• _Stored records_
= = =

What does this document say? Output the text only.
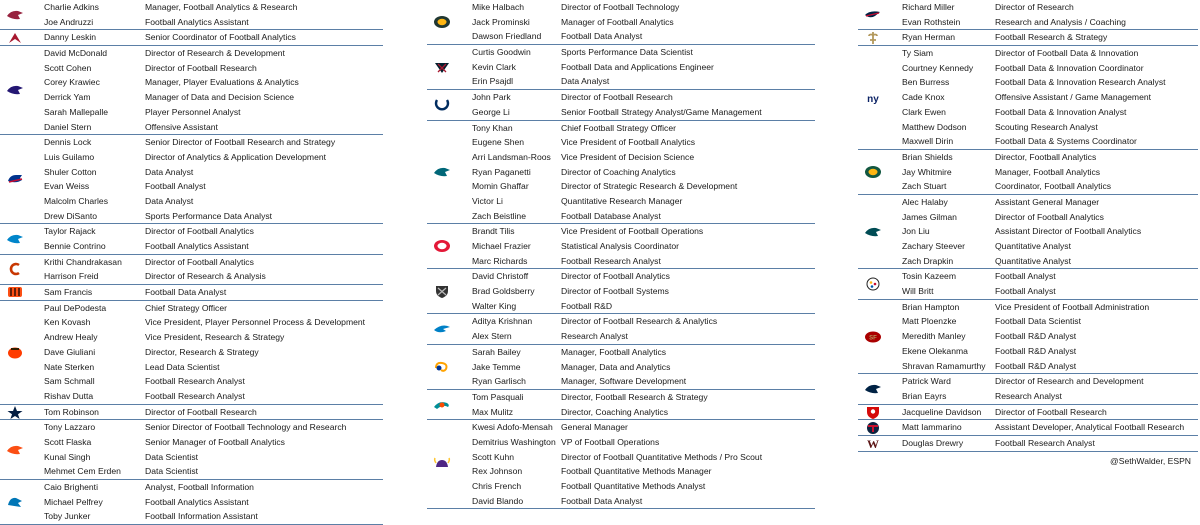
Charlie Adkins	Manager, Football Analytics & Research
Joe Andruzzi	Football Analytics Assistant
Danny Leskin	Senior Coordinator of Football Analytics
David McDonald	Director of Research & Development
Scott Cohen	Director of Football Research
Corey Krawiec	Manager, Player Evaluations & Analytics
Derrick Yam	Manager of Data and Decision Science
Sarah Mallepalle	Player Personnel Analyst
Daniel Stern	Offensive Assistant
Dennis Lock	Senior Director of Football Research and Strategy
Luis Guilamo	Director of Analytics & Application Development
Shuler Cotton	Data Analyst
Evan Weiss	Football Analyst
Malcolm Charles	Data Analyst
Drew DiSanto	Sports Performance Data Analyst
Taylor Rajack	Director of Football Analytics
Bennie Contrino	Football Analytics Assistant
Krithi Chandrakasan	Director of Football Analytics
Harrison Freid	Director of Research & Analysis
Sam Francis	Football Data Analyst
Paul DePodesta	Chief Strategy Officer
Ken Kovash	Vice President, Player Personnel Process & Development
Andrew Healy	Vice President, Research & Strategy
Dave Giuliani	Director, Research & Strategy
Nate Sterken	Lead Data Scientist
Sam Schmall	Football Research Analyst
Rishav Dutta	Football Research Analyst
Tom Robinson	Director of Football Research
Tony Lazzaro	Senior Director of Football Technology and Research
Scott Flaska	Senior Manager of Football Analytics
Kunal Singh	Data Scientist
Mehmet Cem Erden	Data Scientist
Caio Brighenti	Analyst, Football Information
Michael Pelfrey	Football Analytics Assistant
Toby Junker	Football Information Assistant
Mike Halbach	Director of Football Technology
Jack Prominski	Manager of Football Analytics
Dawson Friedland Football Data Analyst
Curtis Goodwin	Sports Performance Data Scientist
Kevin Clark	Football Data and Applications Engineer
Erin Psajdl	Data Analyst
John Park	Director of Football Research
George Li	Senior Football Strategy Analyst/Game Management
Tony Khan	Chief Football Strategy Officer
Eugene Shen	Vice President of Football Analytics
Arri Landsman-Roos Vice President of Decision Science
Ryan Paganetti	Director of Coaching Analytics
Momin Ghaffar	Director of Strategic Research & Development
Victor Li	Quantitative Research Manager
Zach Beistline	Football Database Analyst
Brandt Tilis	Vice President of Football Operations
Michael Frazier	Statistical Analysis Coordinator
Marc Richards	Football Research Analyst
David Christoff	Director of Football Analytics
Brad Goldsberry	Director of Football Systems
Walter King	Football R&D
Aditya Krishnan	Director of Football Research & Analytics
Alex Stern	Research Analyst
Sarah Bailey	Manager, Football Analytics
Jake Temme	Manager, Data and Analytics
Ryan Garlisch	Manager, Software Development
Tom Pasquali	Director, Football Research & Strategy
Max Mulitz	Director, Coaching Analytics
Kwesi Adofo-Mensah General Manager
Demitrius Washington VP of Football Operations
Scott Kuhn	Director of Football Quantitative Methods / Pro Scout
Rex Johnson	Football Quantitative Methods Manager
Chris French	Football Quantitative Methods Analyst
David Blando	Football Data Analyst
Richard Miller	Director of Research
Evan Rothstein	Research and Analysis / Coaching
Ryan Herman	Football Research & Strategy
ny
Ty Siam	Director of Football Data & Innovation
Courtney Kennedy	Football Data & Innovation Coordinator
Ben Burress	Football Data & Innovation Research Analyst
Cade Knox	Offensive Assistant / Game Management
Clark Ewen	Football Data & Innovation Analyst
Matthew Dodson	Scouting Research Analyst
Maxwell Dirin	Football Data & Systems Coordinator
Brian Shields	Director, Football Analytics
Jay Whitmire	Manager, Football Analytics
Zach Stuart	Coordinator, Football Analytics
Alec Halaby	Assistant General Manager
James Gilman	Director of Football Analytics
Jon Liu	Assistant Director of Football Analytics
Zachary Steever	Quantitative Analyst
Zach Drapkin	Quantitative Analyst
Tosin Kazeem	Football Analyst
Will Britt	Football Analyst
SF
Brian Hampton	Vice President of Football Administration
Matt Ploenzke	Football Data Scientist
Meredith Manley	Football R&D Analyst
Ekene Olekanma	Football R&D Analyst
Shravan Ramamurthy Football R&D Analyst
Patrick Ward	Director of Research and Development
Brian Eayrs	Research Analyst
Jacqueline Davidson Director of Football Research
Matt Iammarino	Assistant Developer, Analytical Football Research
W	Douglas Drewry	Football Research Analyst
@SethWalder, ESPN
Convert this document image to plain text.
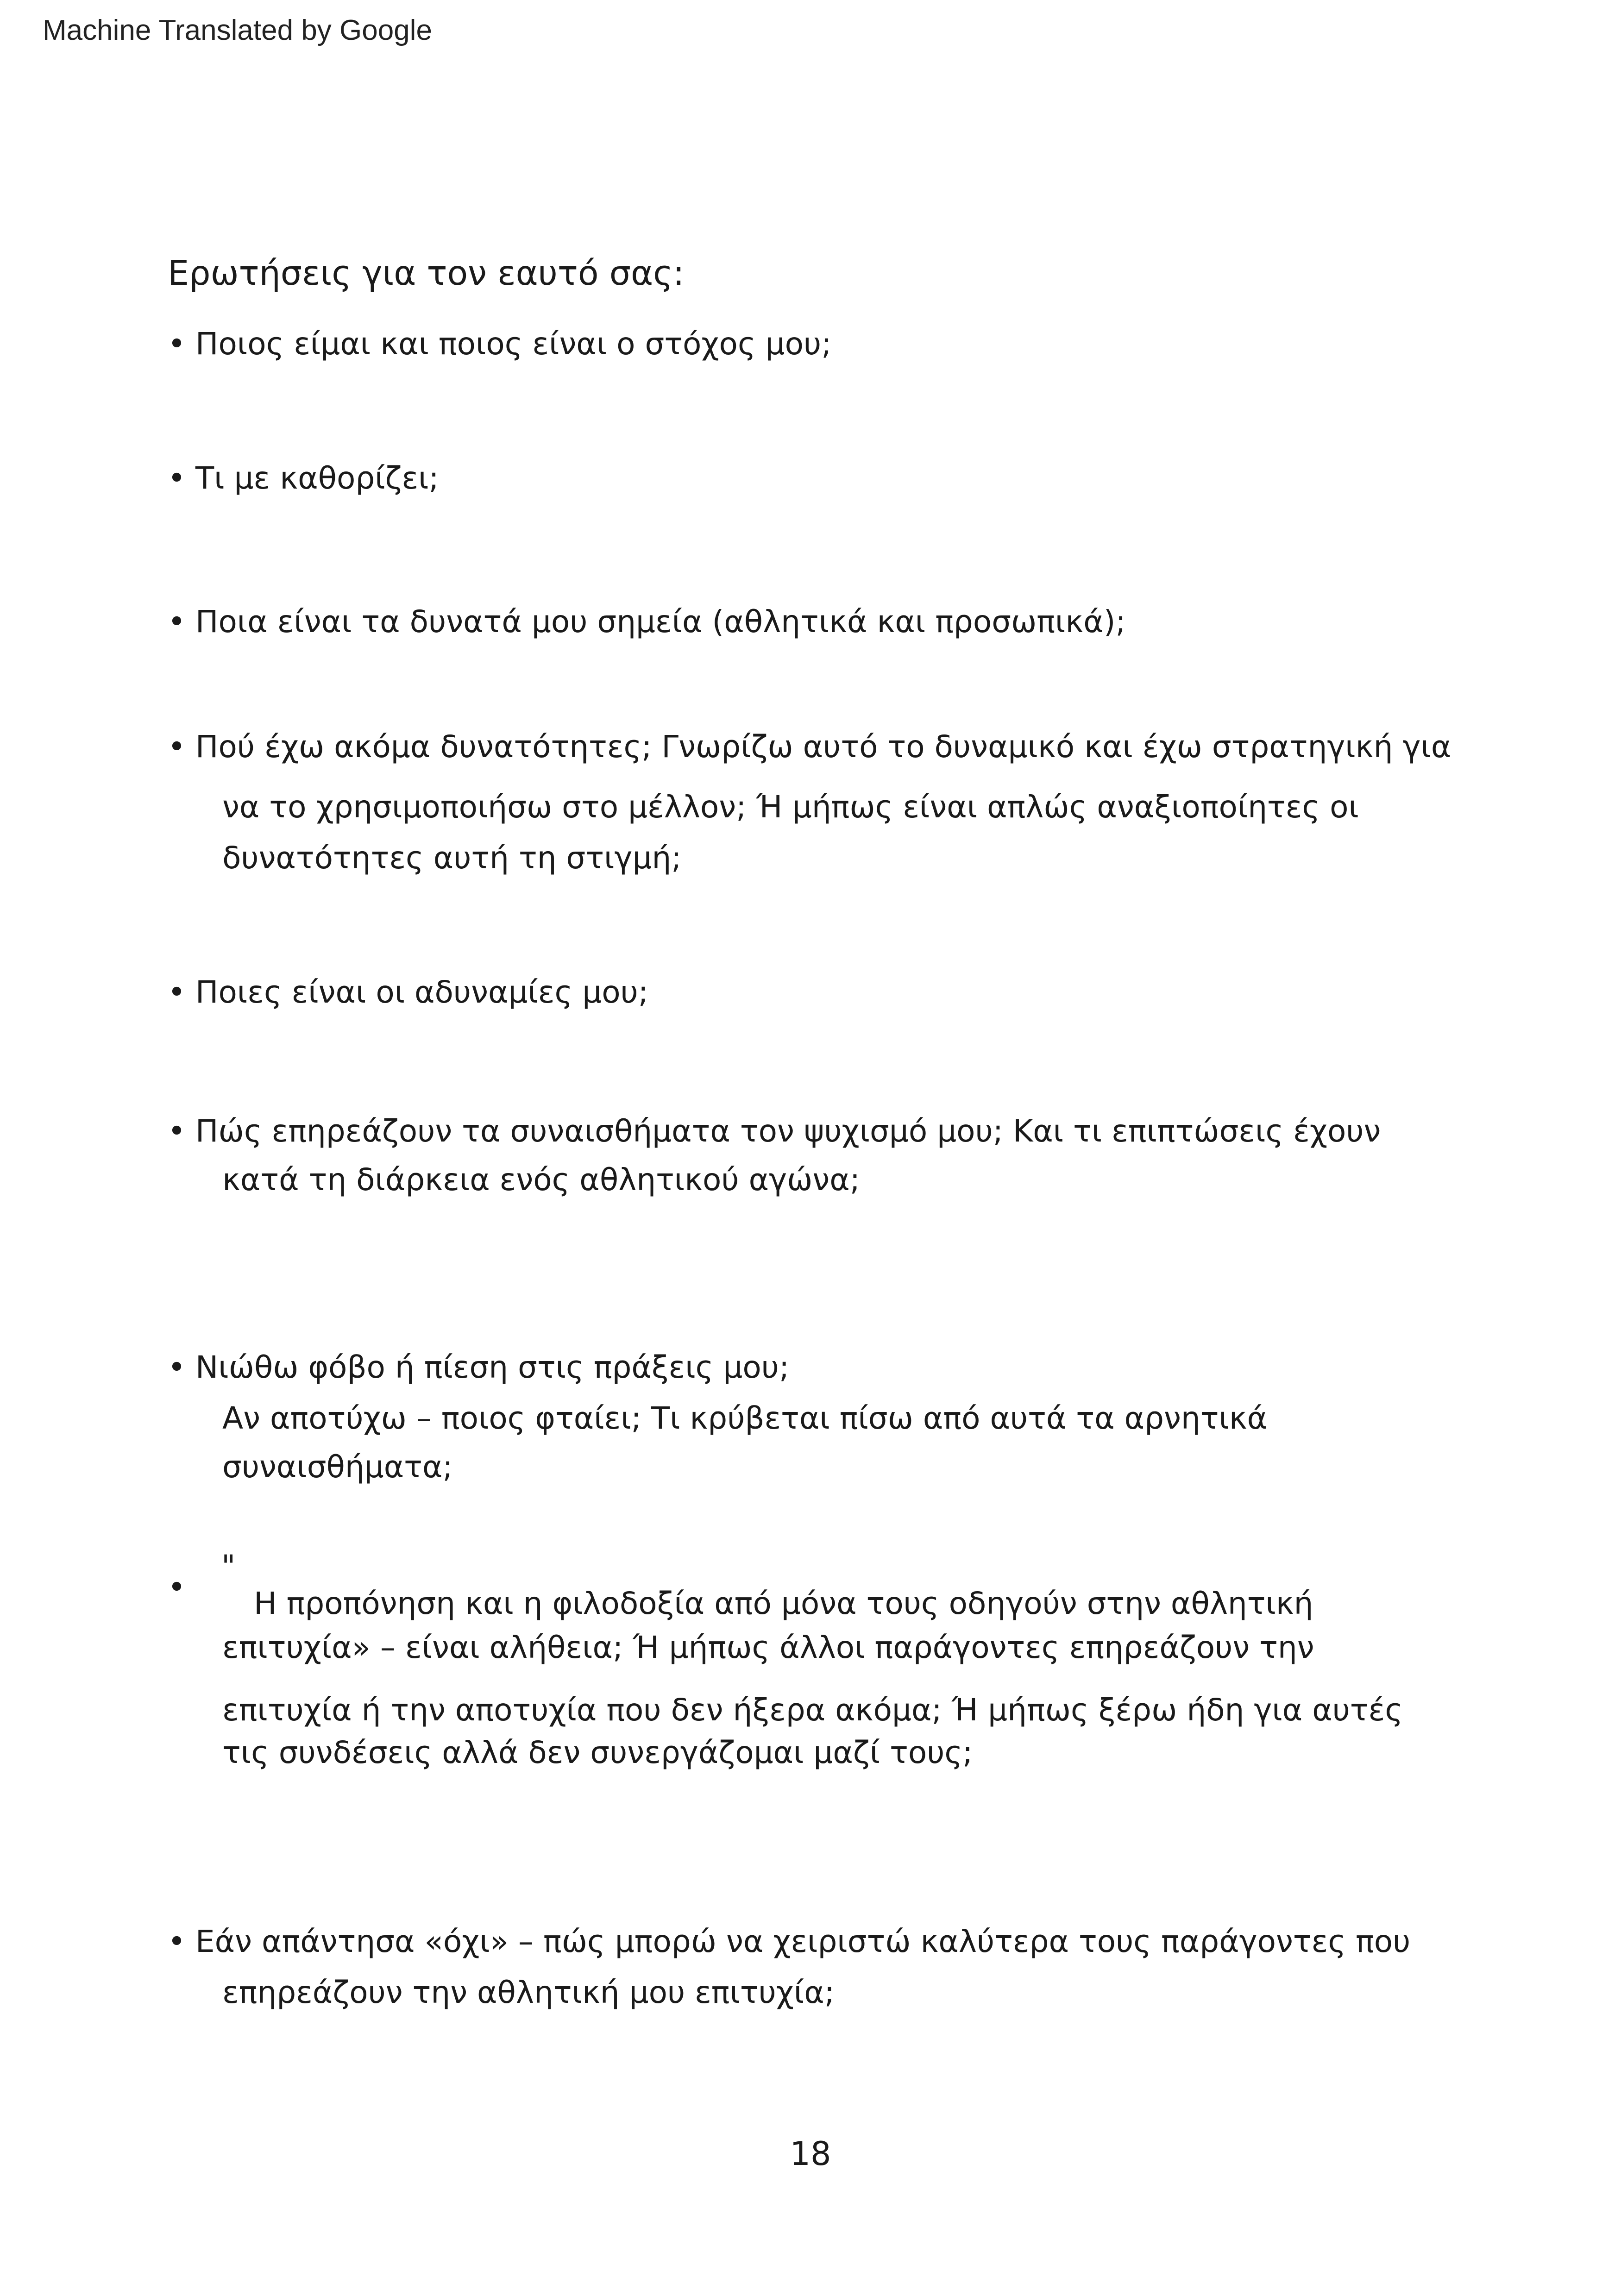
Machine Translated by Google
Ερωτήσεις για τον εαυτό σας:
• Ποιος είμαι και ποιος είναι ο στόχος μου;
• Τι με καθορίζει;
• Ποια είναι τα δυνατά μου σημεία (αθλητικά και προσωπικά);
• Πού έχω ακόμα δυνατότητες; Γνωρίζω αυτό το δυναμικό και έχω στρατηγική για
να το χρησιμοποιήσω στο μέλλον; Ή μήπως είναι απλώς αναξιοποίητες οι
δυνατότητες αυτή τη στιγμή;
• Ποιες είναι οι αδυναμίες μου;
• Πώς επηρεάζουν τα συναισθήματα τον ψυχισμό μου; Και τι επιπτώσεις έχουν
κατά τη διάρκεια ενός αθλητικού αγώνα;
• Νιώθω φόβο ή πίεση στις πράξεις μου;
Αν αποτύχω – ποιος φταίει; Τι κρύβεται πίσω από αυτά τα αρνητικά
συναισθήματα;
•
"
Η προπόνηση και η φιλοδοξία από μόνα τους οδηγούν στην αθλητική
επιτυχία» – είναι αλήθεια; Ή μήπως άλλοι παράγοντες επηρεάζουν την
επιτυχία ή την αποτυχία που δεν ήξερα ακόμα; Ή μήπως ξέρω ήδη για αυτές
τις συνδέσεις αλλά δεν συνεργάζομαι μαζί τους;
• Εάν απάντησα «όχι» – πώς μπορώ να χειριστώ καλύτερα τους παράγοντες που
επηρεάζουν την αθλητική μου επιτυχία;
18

= = =

• _Directions for this task_
Identify each line of the material where the word "Coaching" shows up, and copy it.

• _Reply to the task_
Ryan Paganetti	Director of Coaching Analytics
Max Mulitz	Director, Coaching Analytics
Evan Rothstein	Research and Analysis / Coaching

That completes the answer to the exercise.